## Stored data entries
#####

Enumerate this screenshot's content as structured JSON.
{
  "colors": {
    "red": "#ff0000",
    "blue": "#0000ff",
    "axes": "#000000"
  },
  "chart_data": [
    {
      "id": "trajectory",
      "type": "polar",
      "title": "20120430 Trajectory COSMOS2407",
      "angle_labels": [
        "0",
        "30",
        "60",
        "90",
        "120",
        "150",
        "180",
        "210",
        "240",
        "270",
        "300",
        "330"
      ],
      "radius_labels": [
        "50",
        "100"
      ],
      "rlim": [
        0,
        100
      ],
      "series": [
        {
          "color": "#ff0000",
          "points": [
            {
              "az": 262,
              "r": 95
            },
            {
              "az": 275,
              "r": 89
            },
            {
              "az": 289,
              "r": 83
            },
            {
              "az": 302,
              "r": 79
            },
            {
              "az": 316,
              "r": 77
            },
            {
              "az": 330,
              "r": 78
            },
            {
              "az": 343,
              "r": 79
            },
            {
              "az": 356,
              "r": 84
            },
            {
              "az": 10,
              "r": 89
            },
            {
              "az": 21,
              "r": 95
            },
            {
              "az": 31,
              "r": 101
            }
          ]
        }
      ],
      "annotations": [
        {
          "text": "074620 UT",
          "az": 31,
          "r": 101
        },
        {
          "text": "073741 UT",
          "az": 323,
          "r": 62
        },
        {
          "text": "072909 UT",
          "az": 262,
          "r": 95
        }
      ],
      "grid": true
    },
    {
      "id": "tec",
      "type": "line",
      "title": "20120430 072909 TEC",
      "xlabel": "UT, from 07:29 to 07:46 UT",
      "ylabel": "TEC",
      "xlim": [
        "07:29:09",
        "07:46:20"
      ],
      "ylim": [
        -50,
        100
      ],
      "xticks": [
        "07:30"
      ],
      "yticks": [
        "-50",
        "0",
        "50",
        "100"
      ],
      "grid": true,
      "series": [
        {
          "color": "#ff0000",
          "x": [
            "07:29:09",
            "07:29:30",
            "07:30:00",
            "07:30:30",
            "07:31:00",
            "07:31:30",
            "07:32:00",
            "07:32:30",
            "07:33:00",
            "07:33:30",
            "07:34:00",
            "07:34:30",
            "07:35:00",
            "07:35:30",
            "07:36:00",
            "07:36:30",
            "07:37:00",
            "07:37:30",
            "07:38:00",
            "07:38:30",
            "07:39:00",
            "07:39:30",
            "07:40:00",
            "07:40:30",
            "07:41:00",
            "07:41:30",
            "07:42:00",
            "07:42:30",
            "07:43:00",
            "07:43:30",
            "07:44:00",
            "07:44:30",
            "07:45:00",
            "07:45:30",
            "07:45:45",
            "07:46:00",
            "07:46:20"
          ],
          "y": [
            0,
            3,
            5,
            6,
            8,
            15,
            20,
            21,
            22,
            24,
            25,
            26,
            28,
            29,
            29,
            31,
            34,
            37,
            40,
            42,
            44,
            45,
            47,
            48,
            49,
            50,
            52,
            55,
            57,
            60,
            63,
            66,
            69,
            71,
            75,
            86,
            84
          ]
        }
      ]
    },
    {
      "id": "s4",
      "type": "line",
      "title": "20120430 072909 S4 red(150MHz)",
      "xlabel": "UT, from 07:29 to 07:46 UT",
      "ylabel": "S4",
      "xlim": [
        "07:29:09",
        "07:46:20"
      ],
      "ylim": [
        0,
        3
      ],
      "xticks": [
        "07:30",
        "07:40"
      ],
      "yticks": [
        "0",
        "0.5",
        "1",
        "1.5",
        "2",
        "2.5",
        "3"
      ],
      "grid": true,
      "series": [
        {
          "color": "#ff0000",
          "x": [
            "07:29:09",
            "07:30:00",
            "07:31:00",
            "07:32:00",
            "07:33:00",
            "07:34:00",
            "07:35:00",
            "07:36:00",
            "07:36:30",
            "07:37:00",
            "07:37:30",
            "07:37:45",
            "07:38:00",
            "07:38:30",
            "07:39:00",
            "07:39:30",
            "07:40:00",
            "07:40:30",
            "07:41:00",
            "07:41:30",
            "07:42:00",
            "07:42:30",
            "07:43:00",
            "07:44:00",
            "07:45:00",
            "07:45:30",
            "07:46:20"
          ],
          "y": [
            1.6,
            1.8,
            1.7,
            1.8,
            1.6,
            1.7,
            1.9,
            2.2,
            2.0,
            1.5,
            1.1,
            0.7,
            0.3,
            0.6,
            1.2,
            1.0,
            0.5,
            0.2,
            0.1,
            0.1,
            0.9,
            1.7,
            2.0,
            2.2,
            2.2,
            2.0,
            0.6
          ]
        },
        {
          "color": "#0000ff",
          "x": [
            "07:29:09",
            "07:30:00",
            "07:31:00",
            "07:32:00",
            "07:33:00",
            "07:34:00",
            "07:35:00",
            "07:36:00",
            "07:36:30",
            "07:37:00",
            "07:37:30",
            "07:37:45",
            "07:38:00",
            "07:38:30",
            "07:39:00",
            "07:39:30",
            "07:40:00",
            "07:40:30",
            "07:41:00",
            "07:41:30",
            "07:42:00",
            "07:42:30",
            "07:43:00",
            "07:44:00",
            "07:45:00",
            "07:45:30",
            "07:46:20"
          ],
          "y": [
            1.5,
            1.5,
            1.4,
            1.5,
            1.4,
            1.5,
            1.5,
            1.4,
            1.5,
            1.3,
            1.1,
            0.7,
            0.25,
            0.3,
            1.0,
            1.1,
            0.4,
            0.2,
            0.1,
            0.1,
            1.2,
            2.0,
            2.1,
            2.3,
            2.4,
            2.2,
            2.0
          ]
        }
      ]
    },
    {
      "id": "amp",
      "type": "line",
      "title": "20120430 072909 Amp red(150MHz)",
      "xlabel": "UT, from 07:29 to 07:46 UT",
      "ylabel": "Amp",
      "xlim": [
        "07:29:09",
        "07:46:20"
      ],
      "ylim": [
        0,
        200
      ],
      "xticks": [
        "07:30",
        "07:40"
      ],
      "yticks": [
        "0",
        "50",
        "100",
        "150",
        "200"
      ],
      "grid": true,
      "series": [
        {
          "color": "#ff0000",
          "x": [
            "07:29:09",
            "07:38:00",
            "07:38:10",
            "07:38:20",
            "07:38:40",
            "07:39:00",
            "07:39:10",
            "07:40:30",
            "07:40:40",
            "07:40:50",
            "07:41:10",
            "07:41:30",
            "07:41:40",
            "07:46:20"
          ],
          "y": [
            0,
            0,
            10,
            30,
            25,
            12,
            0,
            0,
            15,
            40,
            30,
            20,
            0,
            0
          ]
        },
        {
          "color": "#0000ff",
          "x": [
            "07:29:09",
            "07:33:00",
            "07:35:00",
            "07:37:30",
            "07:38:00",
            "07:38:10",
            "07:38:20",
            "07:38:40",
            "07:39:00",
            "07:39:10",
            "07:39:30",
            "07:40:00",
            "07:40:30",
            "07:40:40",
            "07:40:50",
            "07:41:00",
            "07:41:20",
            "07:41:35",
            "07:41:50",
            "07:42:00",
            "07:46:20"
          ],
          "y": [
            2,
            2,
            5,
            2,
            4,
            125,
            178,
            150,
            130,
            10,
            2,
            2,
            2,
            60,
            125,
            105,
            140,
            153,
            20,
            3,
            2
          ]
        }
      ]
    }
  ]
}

#####

## YOUR OBJECTIVE
Reproduce each entry exactly, leaving out nothing.

## PROBLEM SOLUTION
Enumerate this screenshot's content as structured JSON.
{
  "colors": {
    "red": "#ff0000",
    "blue": "#0000ff",
    "axes": "#000000"
  },
  "chart_data": [
    {
      "id": "trajectory",
      "type": "polar",
      "title": "20120430 Trajectory COSMOS2407",
      "angle_labels": [
        "0",
        "30",
        "60",
        "90",
        "120",
        "150",
        "180",
        "210",
        "240",
        "270",
        "300",
        "330"
      ],
      "radius_labels": [
        "50",
        "100"
      ],
      "rlim": [
        0,
        100
      ],
      "series": [
        {
          "color": "#ff0000",
          "points": [
            {
              "az": 262,
              "r": 95
            },
            {
              "az": 275,
              "r": 89
            },
            {
              "az": 289,
              "r": 83
            },
            {
              "az": 302,
              "r": 79
            },
            {
              "az": 316,
              "r": 77
            },
            {
              "az": 330,
              "r": 78
            },
            {
              "az": 343,
              "r": 79
            },
            {
              "az": 356,
              "r": 84
            },
            {
              "az": 10,
              "r": 89
            },
            {
              "az": 21,
              "r": 95
            },
            {
              "az": 31,
              "r": 101
            }
          ]
        }
      ],
      "annotations": [
        {
          "text": "074620 UT",
          "az": 31,
          "r": 101
        },
        {
          "text": "073741 UT",
          "az": 323,
          "r": 62
        },
        {
          "text": "072909 UT",
          "az": 262,
          "r": 95
        }
      ],
      "grid": true
    },
    {
      "id": "tec",
      "type": "line",
      "title": "20120430 072909 TEC",
      "xlabel": "UT, from 07:29 to 07:46 UT",
      "ylabel": "TEC",
      "xlim": [
        "07:29:09",
        "07:46:20"
      ],
      "ylim": [
        -50,
        100
      ],
      "xticks": [
        "07:30"
      ],
      "yticks": [
        "-50",
        "0",
        "50",
        "100"
      ],
      "grid": true,
      "series": [
        {
          "color": "#ff0000",
          "x": [
            "07:29:09",
            "07:29:30",
            "07:30:00",
            "07:30:30",
            "07:31:00",
            "07:31:30",
            "07:32:00",
            "07:32:30",
            "07:33:00",
            "07:33:30",
            "07:34:00",
            "07:34:30",
            "07:35:00",
            "07:35:30",
            "07:36:00",
            "07:36:30",
            "07:37:00",
            "07:37:30",
            "07:38:00",
            "07:38:30",
            "07:39:00",
            "07:39:30",
            "07:40:00",
            "07:40:30",
            "07:41:00",
            "07:41:30",
            "07:42:00",
            "07:42:30",
            "07:43:00",
            "07:43:30",
            "07:44:00",
            "07:44:30",
            "07:45:00",
            "07:45:30",
            "07:45:45",
            "07:46:00",
            "07:46:20"
          ],
          "y": [
            0,
            3,
            5,
            6,
            8,
            15,
            20,
            21,
            22,
            24,
            25,
            26,
            28,
            29,
            29,
            31,
            34,
            37,
            40,
            42,
            44,
            45,
            47,
            48,
            49,
            50,
            52,
            55,
            57,
            60,
            63,
            66,
            69,
            71,
            75,
            86,
            84
          ]
        }
      ]
    },
    {
      "id": "s4",
      "type": "line",
      "title": "20120430 072909 S4 red(150MHz)",
      "xlabel": "UT, from 07:29 to 07:46 UT",
      "ylabel": "S4",
      "xlim": [
        "07:29:09",
        "07:46:20"
      ],
      "ylim": [
        0,
        3
      ],
      "xticks": [
        "07:30",
        "07:40"
      ],
      "yticks": [
        "0",
        "0.5",
        "1",
        "1.5",
        "2",
        "2.5",
        "3"
      ],
      "grid": true,
      "series": [
        {
          "color": "#ff0000",
          "x": [
            "07:29:09",
            "07:30:00",
            "07:31:00",
            "07:32:00",
            "07:33:00",
            "07:34:00",
            "07:35:00",
            "07:36:00",
            "07:36:30",
            "07:37:00",
            "07:37:30",
            "07:37:45",
            "07:38:00",
            "07:38:30",
            "07:39:00",
            "07:39:30",
            "07:40:00",
            "07:40:30",
            "07:41:00",
            "07:41:30",
            "07:42:00",
            "07:42:30",
            "07:43:00",
            "07:44:00",
            "07:45:00",
            "07:45:30",
            "07:46:20"
          ],
          "y": [
            1.6,
            1.8,
            1.7,
            1.8,
            1.6,
            1.7,
            1.9,
            2.2,
            2.0,
            1.5,
            1.1,
            0.7,
            0.3,
            0.6,
            1.2,
            1.0,
            0.5,
            0.2,
            0.1,
            0.1,
            0.9,
            1.7,
            2.0,
            2.2,
            2.2,
            2.0,
            0.6
          ]
        },
        {
          "color": "#0000ff",
          "x": [
            "07:29:09",
            "07:30:00",
            "07:31:00",
            "07:32:00",
            "07:33:00",
            "07:34:00",
            "07:35:00",
            "07:36:00",
            "07:36:30",
            "07:37:00",
            "07:37:30",
            "07:37:45",
            "07:38:00",
            "07:38:30",
            "07:39:00",
            "07:39:30",
            "07:40:00",
            "07:40:30",
            "07:41:00",
            "07:41:30",
            "07:42:00",
            "07:42:30",
            "07:43:00",
            "07:44:00",
            "07:45:00",
            "07:45:30",
            "07:46:20"
          ],
          "y": [
            1.5,
            1.5,
            1.4,
            1.5,
            1.4,
            1.5,
            1.5,
            1.4,
            1.5,
            1.3,
            1.1,
            0.7,
            0.25,
            0.3,
            1.0,
            1.1,
            0.4,
            0.2,
            0.1,
            0.1,
            1.2,
            2.0,
            2.1,
            2.3,
            2.4,
            2.2,
            2.0
          ]
        }
      ]
    },
    {
      "id": "amp",
      "type": "line",
      "title": "20120430 072909 Amp red(150MHz)",
      "xlabel": "UT, from 07:29 to 07:46 UT",
      "ylabel": "Amp",
      "xlim": [
        "07:29:09",
        "07:46:20"
      ],
      "ylim": [
        0,
        200
      ],
      "xticks": [
        "07:30",
        "07:40"
      ],
      "yticks": [
        "0",
        "50",
        "100",
        "150",
        "200"
      ],
      "grid": true,
      "series": [
        {
          "color": "#ff0000",
          "x": [
            "07:29:09",
            "07:38:00",
            "07:38:10",
            "07:38:20",
            "07:38:40",
            "07:39:00",
            "07:39:10",
            "07:40:30",
            "07:40:40",
            "07:40:50",
            "07:41:10",
            "07:41:30",
            "07:41:40",
            "07:46:20"
          ],
          "y": [
            0,
            0,
            10,
            30,
            25,
            12,
            0,
            0,
            15,
            40,
            30,
            20,
            0,
            0
          ]
        },
        {
          "color": "#0000ff",
          "x": [
            "07:29:09",
            "07:33:00",
            "07:35:00",
            "07:37:30",
            "07:38:00",
            "07:38:10",
            "07:38:20",
            "07:38:40",
            "07:39:00",
            "07:39:10",
            "07:39:30",
            "07:40:00",
            "07:40:30",
            "07:40:40",
            "07:40:50",
            "07:41:00",
            "07:41:20",
            "07:41:35",
            "07:41:50",
            "07:42:00",
            "07:46:20"
          ],
          "y": [
            2,
            2,
            5,
            2,
            4,
            125,
            178,
            150,
            130,
            10,
            2,
            2,
            2,
            60,
            125,
            105,
            140,
            153,
            20,
            3,
            2
          ]
        }
      ]
    }
  ]
}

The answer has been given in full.